== WHAT TO PRODUCE ==
Pictures appear in the records below; write out everything else exactly.

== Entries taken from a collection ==
****

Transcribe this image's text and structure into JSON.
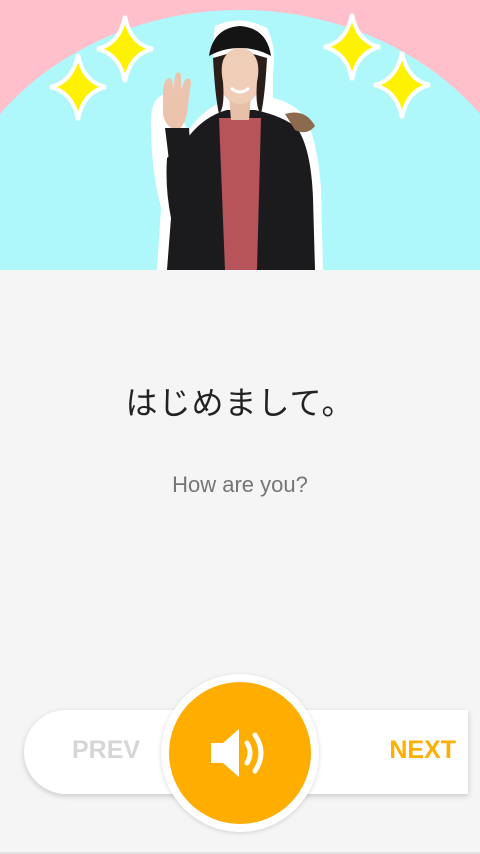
{
  "phrase": {
    "japanese": "はじめまして。",
    "english": "How are you?"
  },
  "controls": {
    "prev_label": "PREV",
    "next_label": "NEXT"
  },
  "colors": {
    "accent": "#ffae00",
    "hero_background": "#ffc0cb",
    "hero_dome": "#aef8fc",
    "sparkle": "#fff200",
    "prev_disabled": "#d6d6d6"
  },
  "icons": {
    "audio": "speaker-icon",
    "decoration": "sparkle-icon"
  }
}
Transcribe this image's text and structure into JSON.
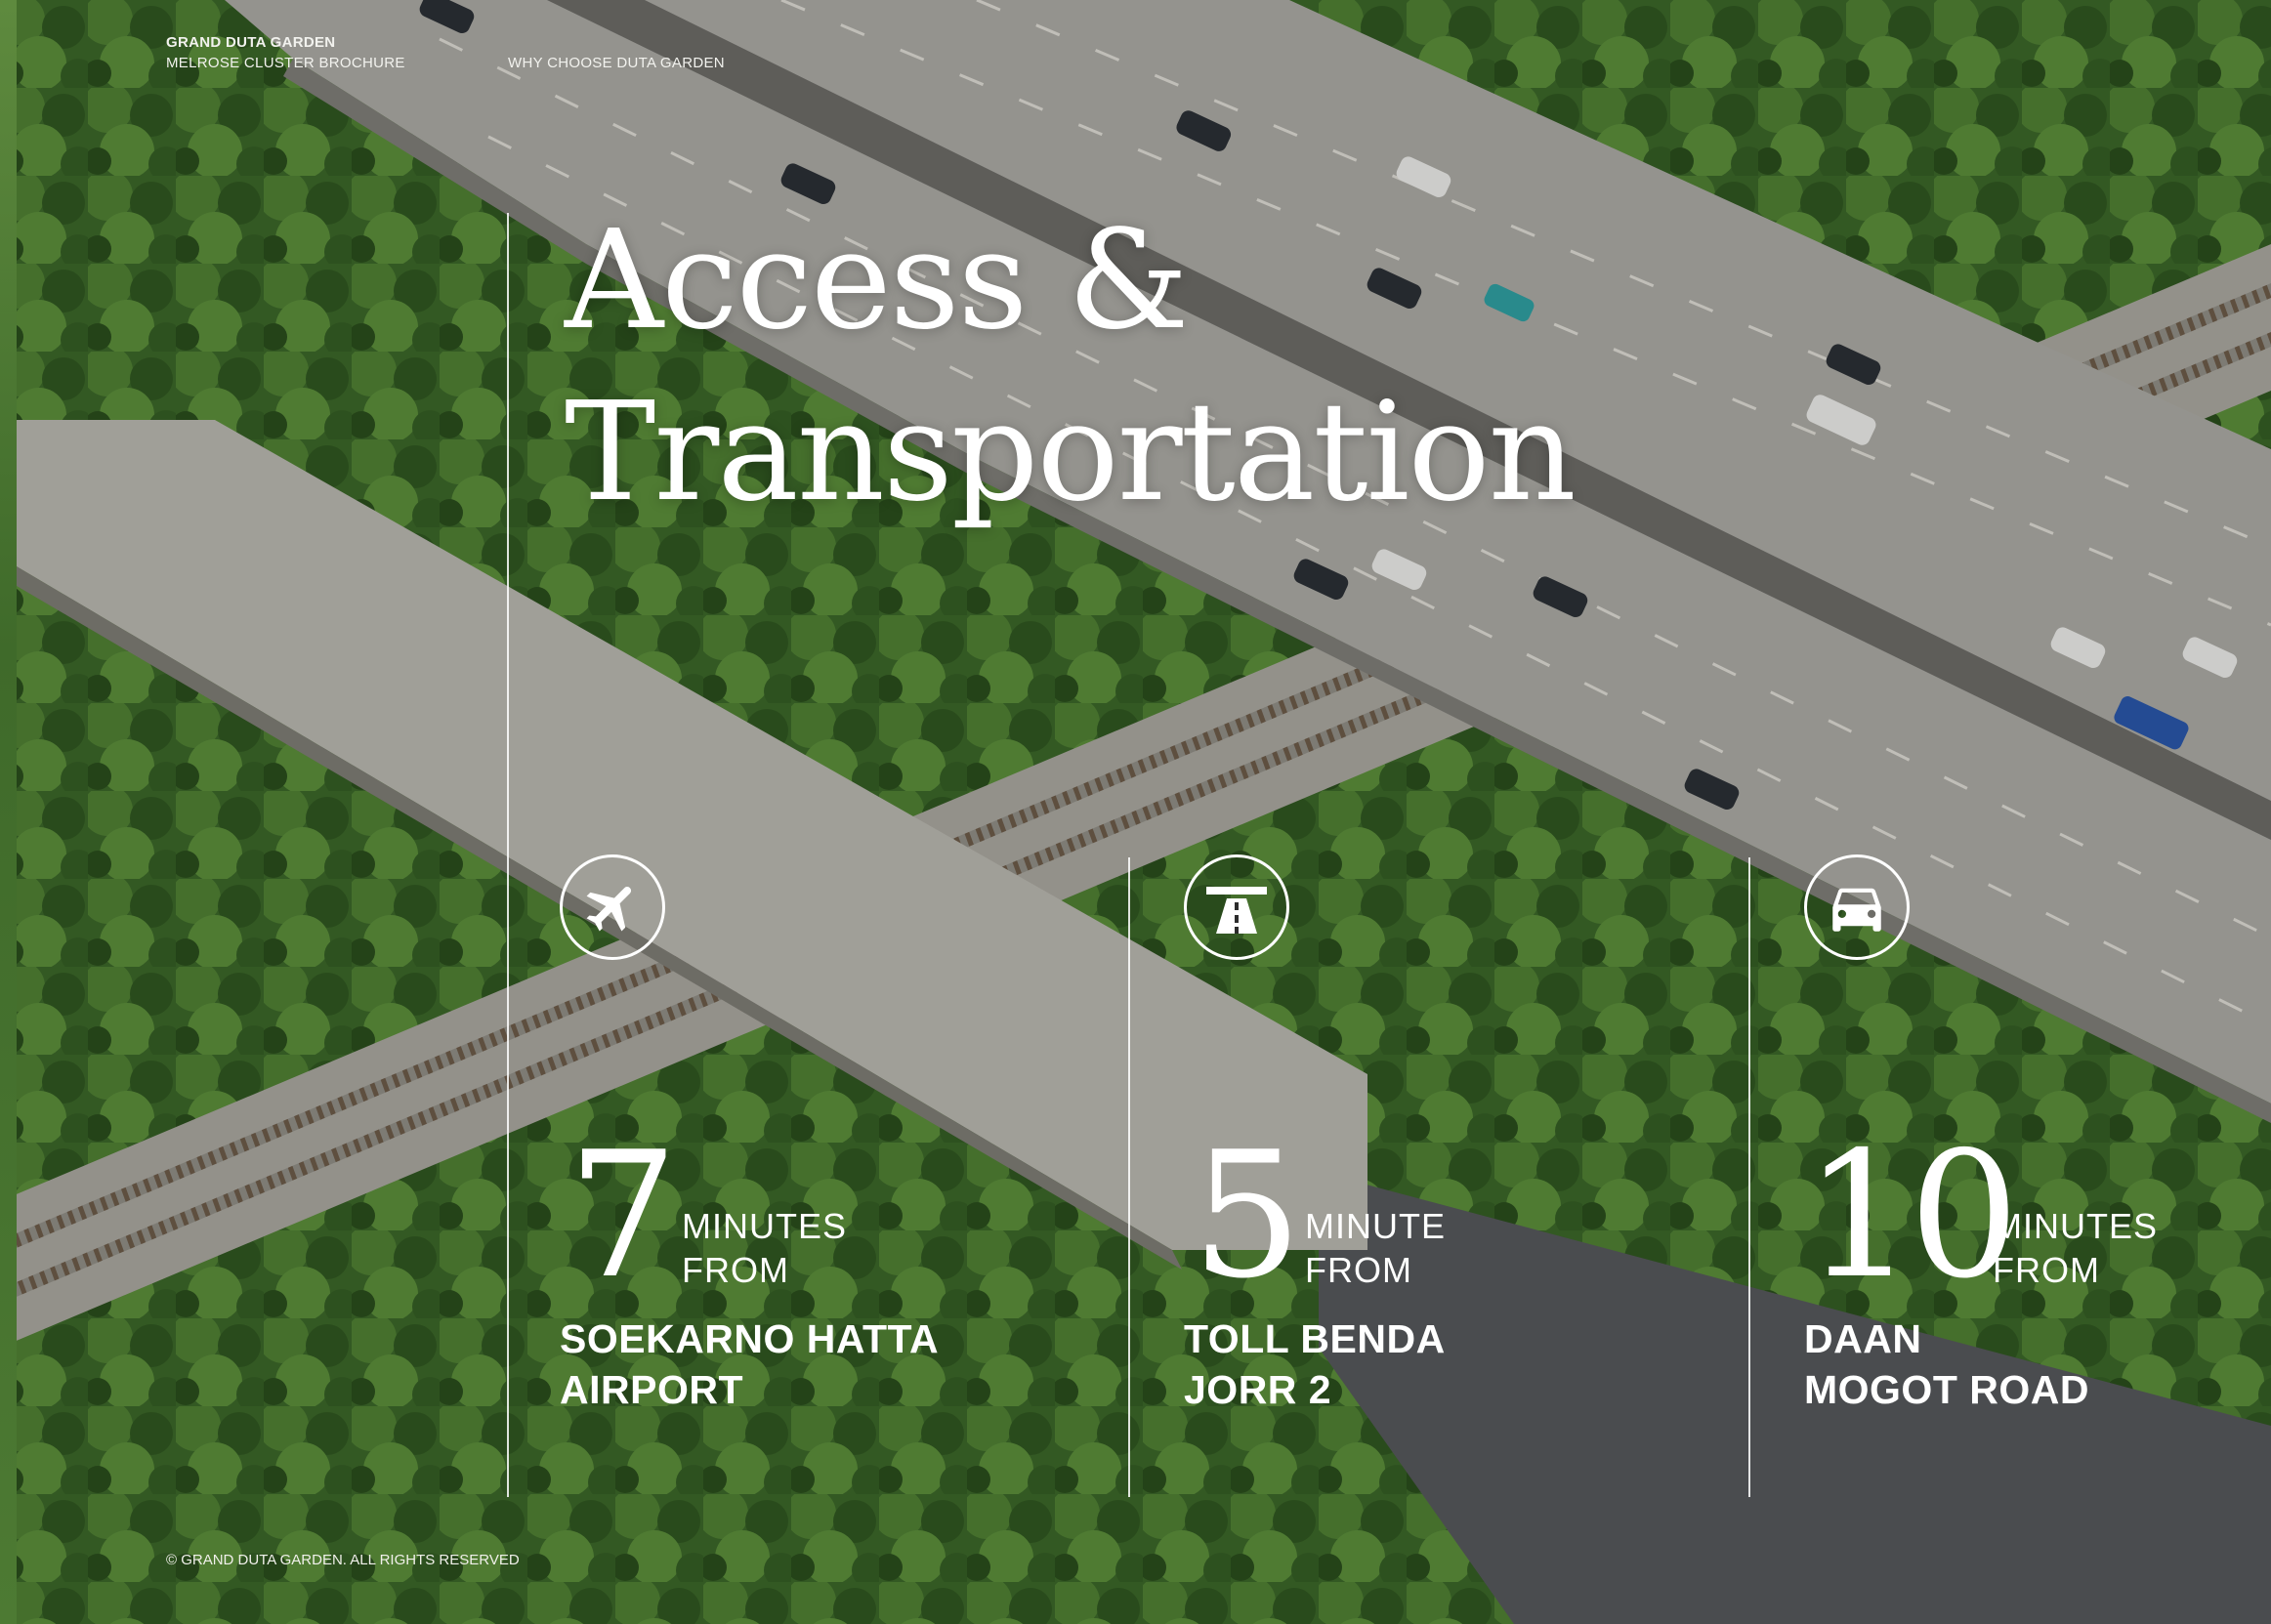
{
  "header": {
    "brand": "GRAND DUTA GARDEN",
    "subtitle": "MELROSE CLUSTER BROCHURE",
    "section": "WHY CHOOSE DUTA GARDEN"
  },
  "title": {
    "line1": "Access &",
    "line2": "Transportation"
  },
  "stats": [
    {
      "icon": "airplane-icon",
      "number": "7",
      "unit_line1": "MINUTES",
      "unit_line2": "FROM",
      "place_line1": "SOEKARNO HATTA",
      "place_line2": "AIRPORT"
    },
    {
      "icon": "highway-icon",
      "number": "5",
      "unit_line1": "MINUTE",
      "unit_line2": "FROM",
      "place_line1": "TOLL BENDA",
      "place_line2": "JORR 2"
    },
    {
      "icon": "car-icon",
      "number": "10",
      "unit_line1": "MINUTES",
      "unit_line2": "FROM",
      "place_line1": "DAAN",
      "place_line2": "MOGOT ROAD"
    }
  ],
  "footer": "© GRAND DUTA GARDEN. ALL RIGHTS RESERVED",
  "colors": {
    "forest": "#3d6a2c",
    "road": "#8a8a82",
    "text": "#ffffff"
  }
}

****

== FULL SOLUTION ==
Transcribe this image's text and structure into JSON.
{
  "phrase": {
    "japanese": "はじめまして。",
    "english": "How are you?"
  },
  "controls": {
    "prev_label": "PREV",
    "next_label": "NEXT"
  },
  "colors": {
    "accent": "#ffae00",
    "hero_background": "#ffc0cb",
    "hero_dome": "#aef8fc",
    "sparkle": "#fff200",
    "prev_disabled": "#d6d6d6"
  },
  "icons": {
    "audio": "speaker-icon",
    "decoration": "sparkle-icon"
  }
}
Transcribe this image's text and structure into JSON.
{
  "header": {
    "brand": "GRAND DUTA GARDEN",
    "subtitle": "MELROSE CLUSTER BROCHURE",
    "section": "WHY CHOOSE DUTA GARDEN"
  },
  "title": {
    "line1": "Access &",
    "line2": "Transportation"
  },
  "stats": [
    {
      "icon": "airplane-icon",
      "number": "7",
      "unit_line1": "MINUTES",
      "unit_line2": "FROM",
      "place_line1": "SOEKARNO HATTA",
      "place_line2": "AIRPORT"
    },
    {
      "icon": "highway-icon",
      "number": "5",
      "unit_line1": "MINUTE",
      "unit_line2": "FROM",
      "place_line1": "TOLL BENDA",
      "place_line2": "JORR 2"
    },
    {
      "icon": "car-icon",
      "number": "10",
      "unit_line1": "MINUTES",
      "unit_line2": "FROM",
      "place_line1": "DAAN",
      "place_line2": "MOGOT ROAD"
    }
  ],
  "footer": "© GRAND DUTA GARDEN. ALL RIGHTS RESERVED",
  "colors": {
    "forest": "#3d6a2c",
    "road": "#8a8a82",
    "text": "#ffffff"
  }
}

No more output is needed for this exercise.